• _Instructions for the task_
Check every line of the entries that follow, and copy the ones containing "this".

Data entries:
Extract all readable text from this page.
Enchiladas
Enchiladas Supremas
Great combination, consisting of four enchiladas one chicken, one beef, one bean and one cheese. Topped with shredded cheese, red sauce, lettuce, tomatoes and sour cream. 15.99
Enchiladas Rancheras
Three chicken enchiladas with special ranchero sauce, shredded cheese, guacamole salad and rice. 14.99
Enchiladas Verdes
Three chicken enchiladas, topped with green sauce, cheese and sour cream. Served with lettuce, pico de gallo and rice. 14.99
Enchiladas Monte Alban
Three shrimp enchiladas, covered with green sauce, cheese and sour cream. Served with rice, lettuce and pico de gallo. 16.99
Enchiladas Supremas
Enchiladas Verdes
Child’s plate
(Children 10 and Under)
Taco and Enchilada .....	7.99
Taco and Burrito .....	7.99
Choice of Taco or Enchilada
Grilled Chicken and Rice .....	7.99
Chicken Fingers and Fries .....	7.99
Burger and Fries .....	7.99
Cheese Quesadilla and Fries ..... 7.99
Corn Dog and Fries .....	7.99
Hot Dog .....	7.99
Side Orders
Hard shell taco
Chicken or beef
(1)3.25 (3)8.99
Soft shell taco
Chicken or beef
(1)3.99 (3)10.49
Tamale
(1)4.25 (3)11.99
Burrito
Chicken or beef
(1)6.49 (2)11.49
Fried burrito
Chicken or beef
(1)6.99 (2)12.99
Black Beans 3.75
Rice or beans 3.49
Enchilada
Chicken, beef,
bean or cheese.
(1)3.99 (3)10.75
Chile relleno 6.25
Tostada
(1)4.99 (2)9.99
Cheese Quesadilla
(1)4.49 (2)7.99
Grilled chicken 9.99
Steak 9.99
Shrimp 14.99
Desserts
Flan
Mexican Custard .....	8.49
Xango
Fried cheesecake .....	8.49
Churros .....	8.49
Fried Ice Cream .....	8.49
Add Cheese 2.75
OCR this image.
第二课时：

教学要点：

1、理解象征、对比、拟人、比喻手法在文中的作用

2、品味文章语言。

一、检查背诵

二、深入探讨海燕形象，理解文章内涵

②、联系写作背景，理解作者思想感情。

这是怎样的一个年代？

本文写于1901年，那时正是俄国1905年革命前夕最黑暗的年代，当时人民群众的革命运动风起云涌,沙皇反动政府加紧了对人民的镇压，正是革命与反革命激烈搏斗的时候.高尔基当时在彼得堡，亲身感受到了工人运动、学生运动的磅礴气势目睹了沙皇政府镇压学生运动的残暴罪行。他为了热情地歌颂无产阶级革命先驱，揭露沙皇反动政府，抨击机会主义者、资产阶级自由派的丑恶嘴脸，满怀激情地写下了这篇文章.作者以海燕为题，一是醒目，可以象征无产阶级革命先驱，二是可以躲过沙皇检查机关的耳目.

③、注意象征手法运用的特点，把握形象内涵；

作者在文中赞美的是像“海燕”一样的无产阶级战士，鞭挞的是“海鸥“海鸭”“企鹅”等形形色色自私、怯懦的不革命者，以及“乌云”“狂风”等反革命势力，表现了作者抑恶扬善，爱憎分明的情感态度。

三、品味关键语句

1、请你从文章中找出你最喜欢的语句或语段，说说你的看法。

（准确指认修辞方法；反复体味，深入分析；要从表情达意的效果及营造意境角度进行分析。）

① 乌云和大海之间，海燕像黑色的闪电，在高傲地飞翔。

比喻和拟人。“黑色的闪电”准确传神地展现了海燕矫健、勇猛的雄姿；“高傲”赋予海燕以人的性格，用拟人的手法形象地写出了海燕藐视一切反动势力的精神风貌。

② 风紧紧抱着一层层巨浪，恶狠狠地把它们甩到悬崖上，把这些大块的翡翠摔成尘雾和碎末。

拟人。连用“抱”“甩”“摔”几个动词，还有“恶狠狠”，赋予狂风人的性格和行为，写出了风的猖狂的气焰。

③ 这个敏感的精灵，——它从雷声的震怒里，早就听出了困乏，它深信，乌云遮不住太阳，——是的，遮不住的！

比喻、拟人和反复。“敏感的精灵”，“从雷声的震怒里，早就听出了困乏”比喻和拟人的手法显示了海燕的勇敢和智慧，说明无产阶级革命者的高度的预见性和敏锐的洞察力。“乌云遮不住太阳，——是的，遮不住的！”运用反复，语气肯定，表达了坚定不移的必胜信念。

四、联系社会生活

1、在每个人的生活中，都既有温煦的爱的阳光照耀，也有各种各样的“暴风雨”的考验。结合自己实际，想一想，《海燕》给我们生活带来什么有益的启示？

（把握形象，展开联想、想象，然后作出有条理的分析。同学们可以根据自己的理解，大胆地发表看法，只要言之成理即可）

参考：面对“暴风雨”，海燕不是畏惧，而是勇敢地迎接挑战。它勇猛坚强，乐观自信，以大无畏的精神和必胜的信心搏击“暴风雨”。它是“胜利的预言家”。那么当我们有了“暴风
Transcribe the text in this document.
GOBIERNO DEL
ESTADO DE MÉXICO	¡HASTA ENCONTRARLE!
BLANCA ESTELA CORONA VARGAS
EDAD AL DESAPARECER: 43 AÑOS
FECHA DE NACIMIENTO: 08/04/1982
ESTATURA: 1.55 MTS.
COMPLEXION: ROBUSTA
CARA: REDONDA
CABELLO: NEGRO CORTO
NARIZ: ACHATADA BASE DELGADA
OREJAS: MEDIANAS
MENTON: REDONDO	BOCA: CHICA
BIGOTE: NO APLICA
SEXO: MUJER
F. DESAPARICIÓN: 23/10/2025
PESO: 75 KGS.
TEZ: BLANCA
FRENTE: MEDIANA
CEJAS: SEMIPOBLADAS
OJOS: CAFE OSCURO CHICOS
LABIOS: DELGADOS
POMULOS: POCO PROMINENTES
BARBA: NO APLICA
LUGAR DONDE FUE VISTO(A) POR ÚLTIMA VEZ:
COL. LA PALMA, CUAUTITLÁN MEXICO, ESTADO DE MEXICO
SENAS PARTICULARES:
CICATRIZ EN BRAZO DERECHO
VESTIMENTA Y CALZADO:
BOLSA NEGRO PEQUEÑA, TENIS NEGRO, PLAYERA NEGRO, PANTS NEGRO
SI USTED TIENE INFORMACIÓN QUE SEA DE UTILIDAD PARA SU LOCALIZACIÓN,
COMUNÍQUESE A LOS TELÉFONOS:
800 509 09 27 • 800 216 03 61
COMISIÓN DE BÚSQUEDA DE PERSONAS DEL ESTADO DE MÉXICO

• _Answer below_
Extract all readable text from this page.
OCR this image.
Transcribe the text in this document.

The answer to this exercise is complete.